**Given problem 1**
According to the text on Stephen, why did members of the synagogues suborn false testimony against him?
**Given problem 2**
From the text on Stephen, return the passage starting with "The Catholic, Anglican, Oriental" and going on through "a deacon's vestments.".

**Text extract**
The only source for information about Stephen is the New Testament book of the Acts of the Apostles. Stephen is mentioned in Acts 6 as one of the Greek-speaking Hellenistic Jews selected to participate in a fairer distribution of welfare to the Greek-speaking widows.
The Catholic, Anglican, Oriental Orthodox, Eastern Orthodox, and Lutheran churches and the Church of the East view Stephen as a saint. Artistic representations often show Stephen with a crown symbolising martyrdom, three stones, martyr's palm frond, censer, and often holding a miniature church building. Stephen is often shown as a young, beardless man with a tonsure, wearing a deacon's vestments.
Background
Stephen is first mentioned in the Acts of the Apostles as one of seven deacons appointed by the Apostles to distribute food and charitable aid to poorer members of the community in the early church. According to Orthodox belief, he was the eldest and is therefore called "archdeacon". As another deacon, Nicholas of Antioch, is specifically stated to have been a convert to Judaism, it may be assumed that Stephen was born Jewish, but nothing more is known about his previous life. The reason for the appointment of the deacons is stated to have been dissatisfaction among Hellenistic (that is, Greek-influenced and Greek-speaking) Jews that their widows were being slighted in preference to Hebraic ones in the daily distribution of food. Since the name "Stephanos" is Greek, it has been assumed that he was one of these Hellenistic Jews. Stephen is stated to have been full of faith and the Holy Spirit and to have performed miracles among the people.
It seems to have been among synagogues of Hellenistic Jews that he performed his teachings and "signs and wonders" since it is said that he aroused the opposition of the "Synagogue of the Freedmen", and "of the Cyrenians, and of the Alexandrians, and of them that were of Cilicia and Asia". Members of these synagogues had challenged Stephen's teachings, but Stephen had bested them in debate. Furious at this humiliation, they suborned false testimony that Stephen had preached blasphemy against Moses and God. They dragged him to appear before the Sanhedrin, the supreme legal court of Jewish elders, accusing him of preaching against the Temple and the Mosaic Law. Stephen is said to have been unperturbed, his face looking like "that of an angel".

Labeled box records:
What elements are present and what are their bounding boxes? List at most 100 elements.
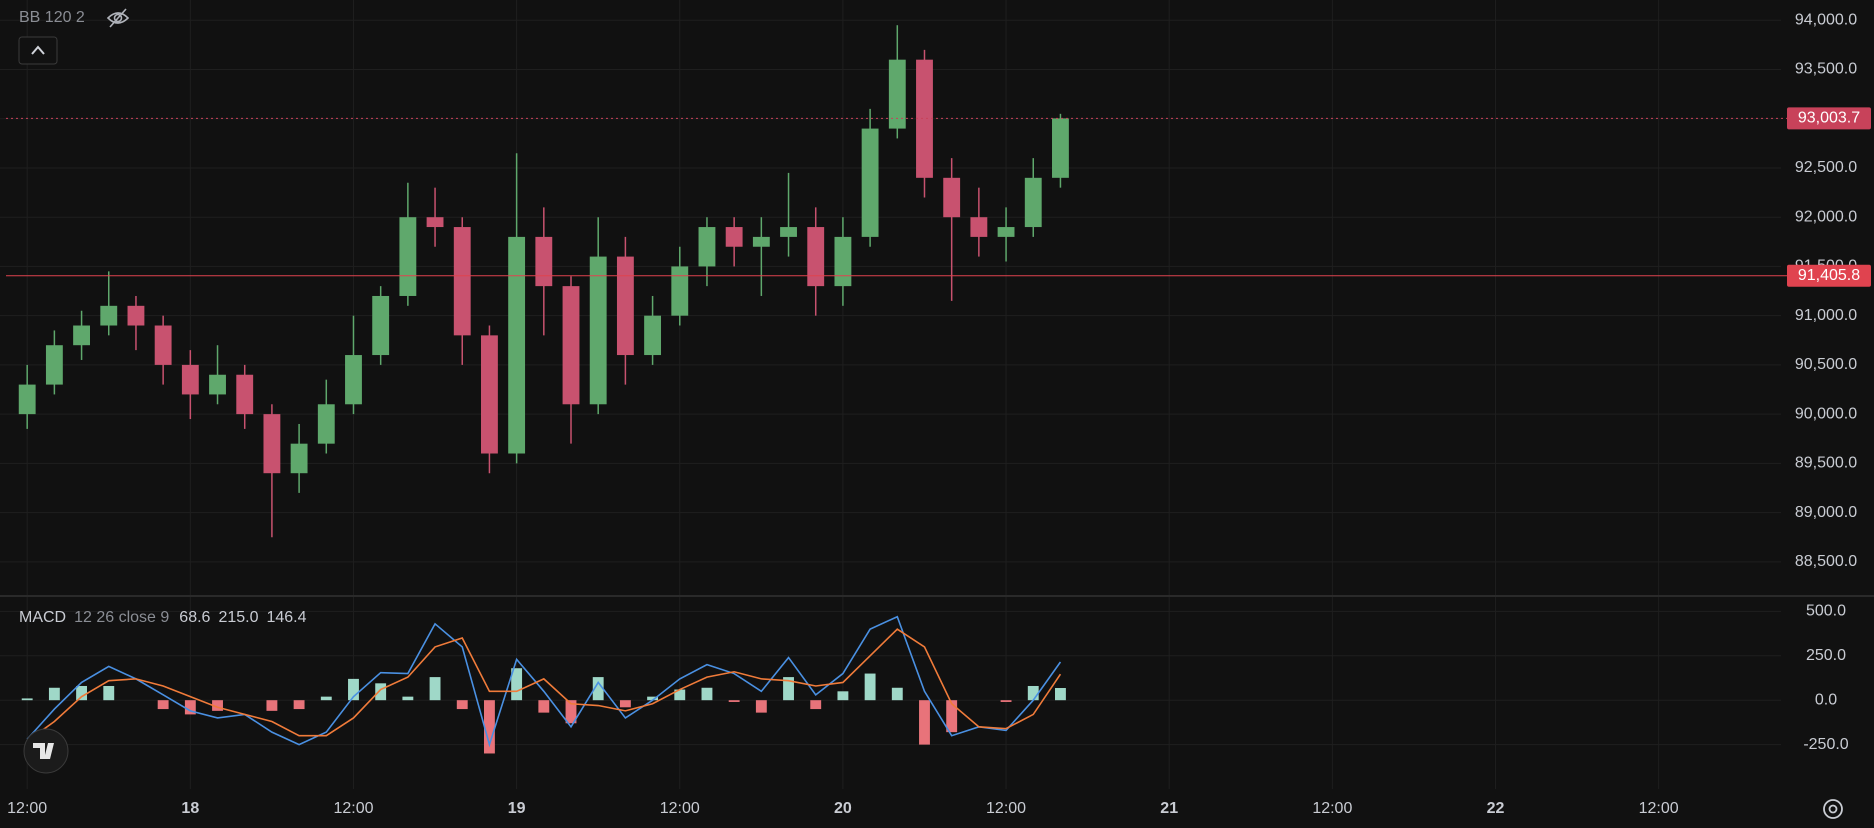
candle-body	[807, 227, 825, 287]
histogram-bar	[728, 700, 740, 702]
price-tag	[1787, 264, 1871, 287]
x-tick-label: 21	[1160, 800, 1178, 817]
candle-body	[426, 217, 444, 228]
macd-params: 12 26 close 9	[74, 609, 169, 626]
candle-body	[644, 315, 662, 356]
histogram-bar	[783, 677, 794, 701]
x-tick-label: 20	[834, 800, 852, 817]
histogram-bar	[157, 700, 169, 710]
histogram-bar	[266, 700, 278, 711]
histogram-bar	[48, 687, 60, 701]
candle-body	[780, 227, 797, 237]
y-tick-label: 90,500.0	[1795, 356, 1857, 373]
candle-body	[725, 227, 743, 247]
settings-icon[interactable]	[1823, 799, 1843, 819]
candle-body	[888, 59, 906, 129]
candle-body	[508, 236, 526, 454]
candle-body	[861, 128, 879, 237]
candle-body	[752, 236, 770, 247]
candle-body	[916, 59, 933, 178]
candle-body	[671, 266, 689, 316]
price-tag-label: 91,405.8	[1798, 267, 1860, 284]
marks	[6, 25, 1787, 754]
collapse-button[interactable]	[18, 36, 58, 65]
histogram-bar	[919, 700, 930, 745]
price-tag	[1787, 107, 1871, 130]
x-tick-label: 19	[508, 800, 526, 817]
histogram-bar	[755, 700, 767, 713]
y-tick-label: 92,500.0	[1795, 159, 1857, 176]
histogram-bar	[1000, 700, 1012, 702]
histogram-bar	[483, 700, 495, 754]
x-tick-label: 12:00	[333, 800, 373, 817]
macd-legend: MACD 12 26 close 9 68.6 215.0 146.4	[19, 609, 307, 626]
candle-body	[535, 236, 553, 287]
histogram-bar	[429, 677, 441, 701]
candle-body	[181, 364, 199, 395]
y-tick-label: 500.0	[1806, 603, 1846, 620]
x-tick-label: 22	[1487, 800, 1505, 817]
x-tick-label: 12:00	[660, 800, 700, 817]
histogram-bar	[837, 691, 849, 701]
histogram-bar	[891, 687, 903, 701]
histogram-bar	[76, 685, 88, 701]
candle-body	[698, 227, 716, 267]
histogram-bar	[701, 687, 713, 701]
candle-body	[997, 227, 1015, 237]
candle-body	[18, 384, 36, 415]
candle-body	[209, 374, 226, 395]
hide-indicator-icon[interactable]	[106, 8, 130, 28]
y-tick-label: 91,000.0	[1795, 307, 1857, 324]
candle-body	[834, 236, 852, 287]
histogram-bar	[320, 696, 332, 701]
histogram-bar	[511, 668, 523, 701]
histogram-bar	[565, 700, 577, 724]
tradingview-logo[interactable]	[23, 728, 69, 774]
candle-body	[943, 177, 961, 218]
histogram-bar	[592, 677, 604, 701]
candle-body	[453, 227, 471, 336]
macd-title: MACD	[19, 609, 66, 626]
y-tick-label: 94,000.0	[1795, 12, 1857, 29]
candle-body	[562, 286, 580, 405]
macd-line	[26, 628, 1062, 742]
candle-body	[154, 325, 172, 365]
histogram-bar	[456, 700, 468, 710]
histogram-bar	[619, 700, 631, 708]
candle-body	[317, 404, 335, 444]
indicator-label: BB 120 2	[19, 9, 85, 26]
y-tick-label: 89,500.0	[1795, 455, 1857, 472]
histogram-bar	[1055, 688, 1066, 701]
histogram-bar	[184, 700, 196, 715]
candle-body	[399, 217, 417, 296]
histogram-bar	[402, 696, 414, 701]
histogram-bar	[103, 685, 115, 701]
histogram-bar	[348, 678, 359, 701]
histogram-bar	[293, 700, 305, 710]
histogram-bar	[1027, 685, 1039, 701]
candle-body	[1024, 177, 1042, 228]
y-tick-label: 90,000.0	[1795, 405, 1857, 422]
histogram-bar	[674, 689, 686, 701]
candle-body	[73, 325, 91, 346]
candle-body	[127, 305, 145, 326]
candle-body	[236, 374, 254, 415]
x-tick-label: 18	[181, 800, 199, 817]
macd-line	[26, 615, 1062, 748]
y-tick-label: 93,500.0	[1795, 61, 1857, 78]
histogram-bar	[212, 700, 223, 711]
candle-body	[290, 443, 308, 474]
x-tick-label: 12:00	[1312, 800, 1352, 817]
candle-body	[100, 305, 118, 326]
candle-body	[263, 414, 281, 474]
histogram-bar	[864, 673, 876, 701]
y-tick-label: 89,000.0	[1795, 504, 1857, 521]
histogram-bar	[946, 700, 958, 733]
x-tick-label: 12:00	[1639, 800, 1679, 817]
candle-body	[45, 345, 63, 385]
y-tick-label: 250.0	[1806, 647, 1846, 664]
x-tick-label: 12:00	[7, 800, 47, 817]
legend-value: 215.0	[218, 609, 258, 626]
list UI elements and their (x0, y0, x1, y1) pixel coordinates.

**Exercise solution 1**
They had challenged Stephen's teachings and been bested by him in debate. Furious at this humiliation, they suborned false testimony that he had preached blasphemy against Moses and God.

**Exercise solution 2**
The Catholic, Anglican, Oriental Orthodox, Eastern Orthodox, and Lutheran churches and the Church of the East view Stephen as a saint. Artistic representations often show Stephen with a crown symbolising martyrdom, three stones, martyr's palm frond, censer, and often holding a miniature church building. Stephen is often shown as a young, beardless man with a tonsure, wearing a deacon's vestments.